Leave out the pictures and reproduce all of the data exactly.

--- start Extracted information ---

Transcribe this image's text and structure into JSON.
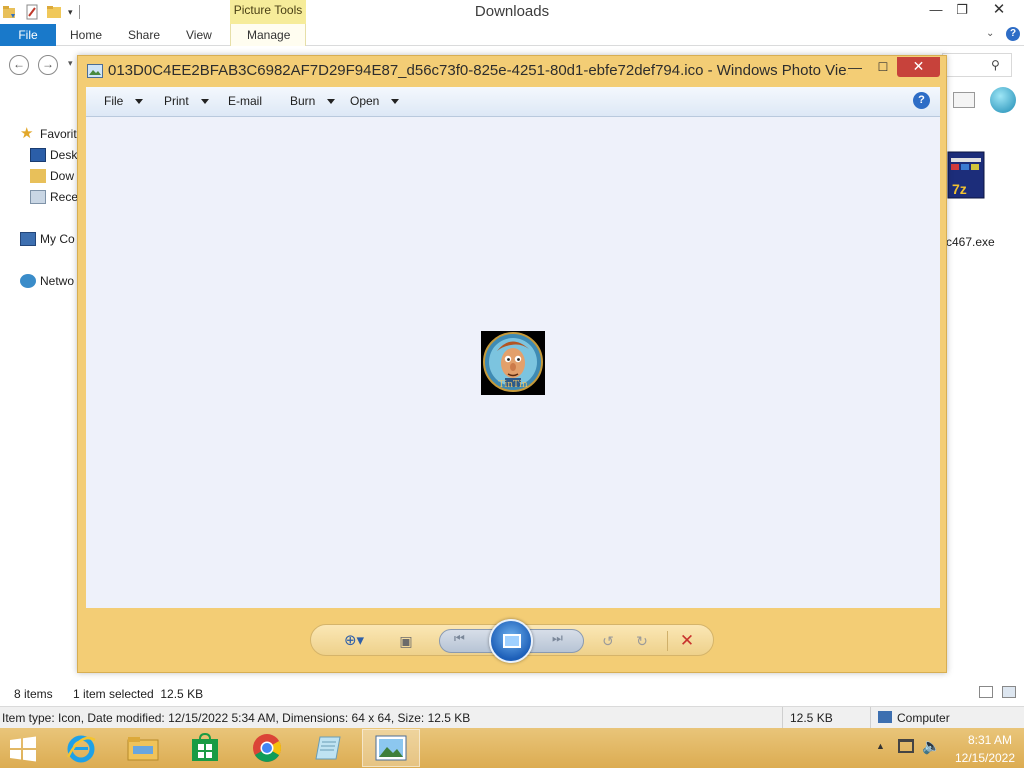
{
  "explorer": {
    "title": "Downloads",
    "contextual_tab_group": "Picture Tools",
    "tabs": {
      "file": "File",
      "home": "Home",
      "share": "Share",
      "view": "View",
      "manage": "Manage"
    },
    "nav": {
      "favorites": "Favorit",
      "desktop": "Desk",
      "downloads": "Dow",
      "recent": "Rece",
      "mycomputer": "My Co",
      "network": "Netwo"
    },
    "visible_file_name": "c467.exe",
    "status": {
      "items": "8 items",
      "selected": "1 item selected  12.5 KB"
    },
    "details_bar": {
      "text": "Item type: Icon, Date modified: 12/15/2022 5:34 AM, Dimensions: 64 x 64, Size: 12.5 KB",
      "size": "12.5 KB",
      "location": "Computer"
    }
  },
  "viewer": {
    "title": "013D0C4EE2BFAB3C6982AF7D29F94E87_d56c73f0-825e-4251-80d1-ebfe72def794.ico - Windows Photo Vie...",
    "menu": {
      "file": "File",
      "print": "Print",
      "email": "E-mail",
      "burn": "Burn",
      "open": "Open"
    },
    "image_caption": "TinTin"
  },
  "taskbar": {
    "time": "8:31 AM",
    "date": "12/15/2022"
  }
}
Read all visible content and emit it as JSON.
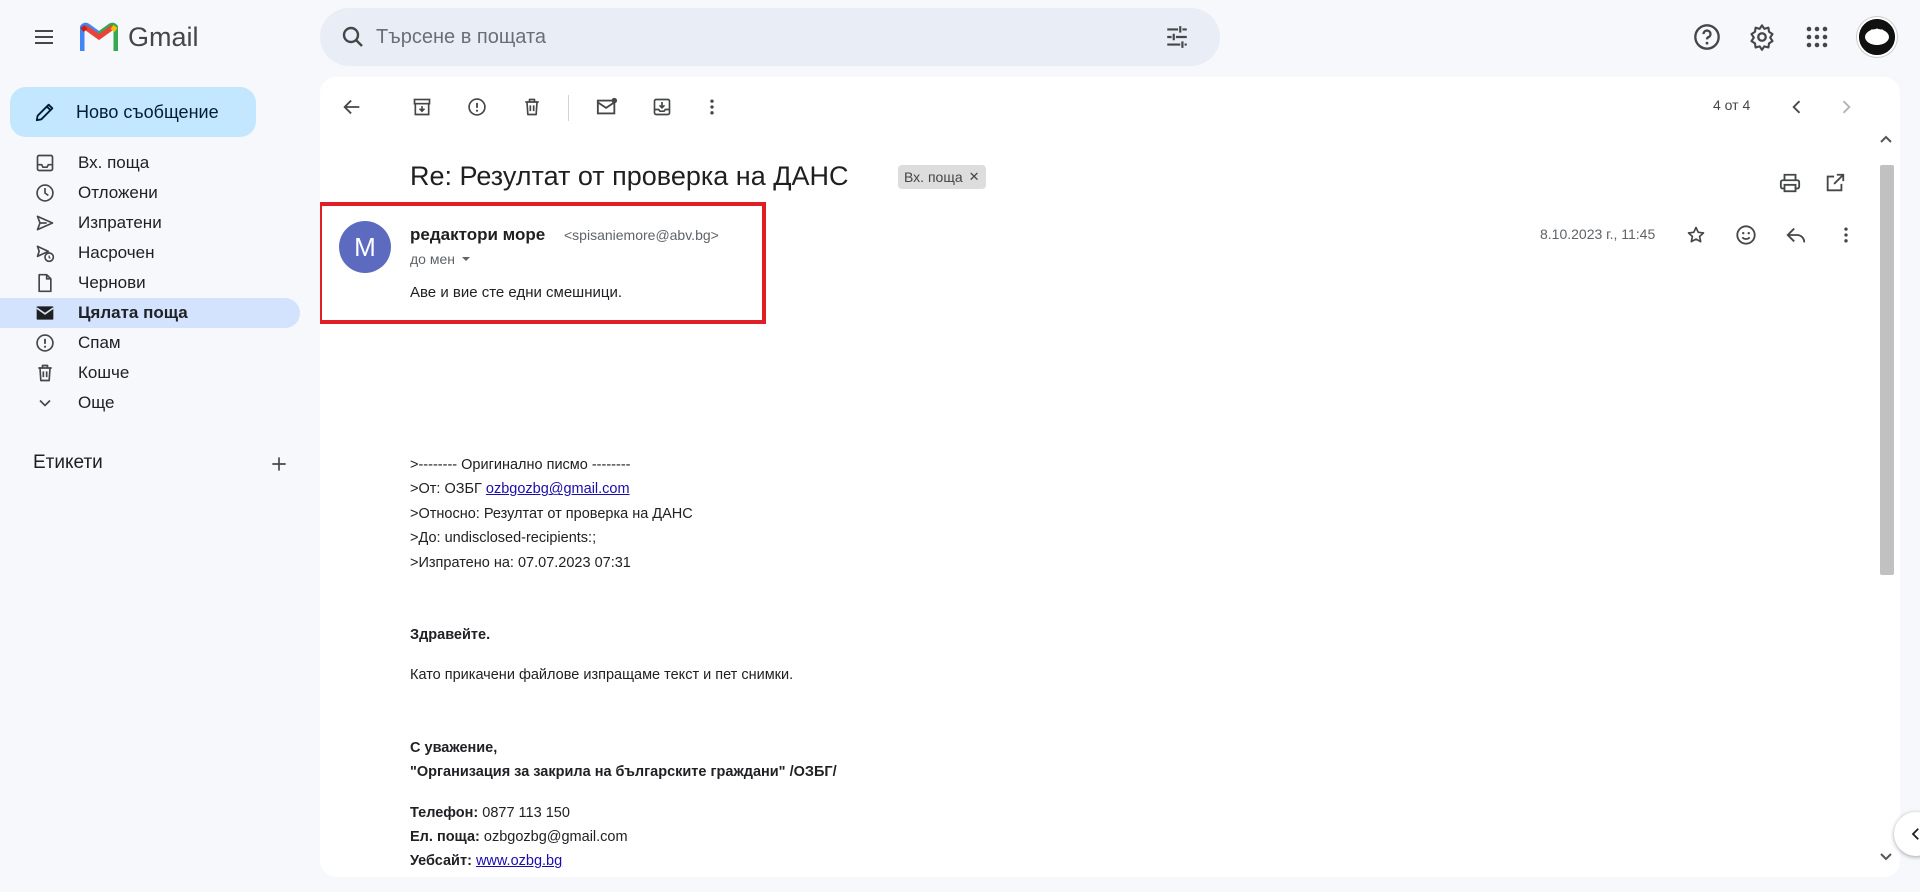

--- end Extracted information ---

- **The completed task**
Transcribe this image's text and structure into JSON.
{
  "explorer": {
    "title": "Downloads",
    "contextual_tab_group": "Picture Tools",
    "tabs": {
      "file": "File",
      "home": "Home",
      "share": "Share",
      "view": "View",
      "manage": "Manage"
    },
    "nav": {
      "favorites": "Favorit",
      "desktop": "Desk",
      "downloads": "Dow",
      "recent": "Rece",
      "mycomputer": "My Co",
      "network": "Netwo"
    },
    "visible_file_name": "c467.exe",
    "status": {
      "items": "8 items",
      "selected": "1 item selected  12.5 KB"
    },
    "details_bar": {
      "text": "Item type: Icon, Date modified: 12/15/2022 5:34 AM, Dimensions: 64 x 64, Size: 12.5 KB",
      "size": "12.5 KB",
      "location": "Computer"
    }
  },
  "viewer": {
    "title": "013D0C4EE2BFAB3C6982AF7D29F94E87_d56c73f0-825e-4251-80d1-ebfe72def794.ico - Windows Photo Vie...",
    "menu": {
      "file": "File",
      "print": "Print",
      "email": "E-mail",
      "burn": "Burn",
      "open": "Open"
    },
    "image_caption": "TinTin"
  },
  "taskbar": {
    "time": "8:31 AM",
    "date": "12/15/2022"
  }
}
Read all visible content and emit it as JSON.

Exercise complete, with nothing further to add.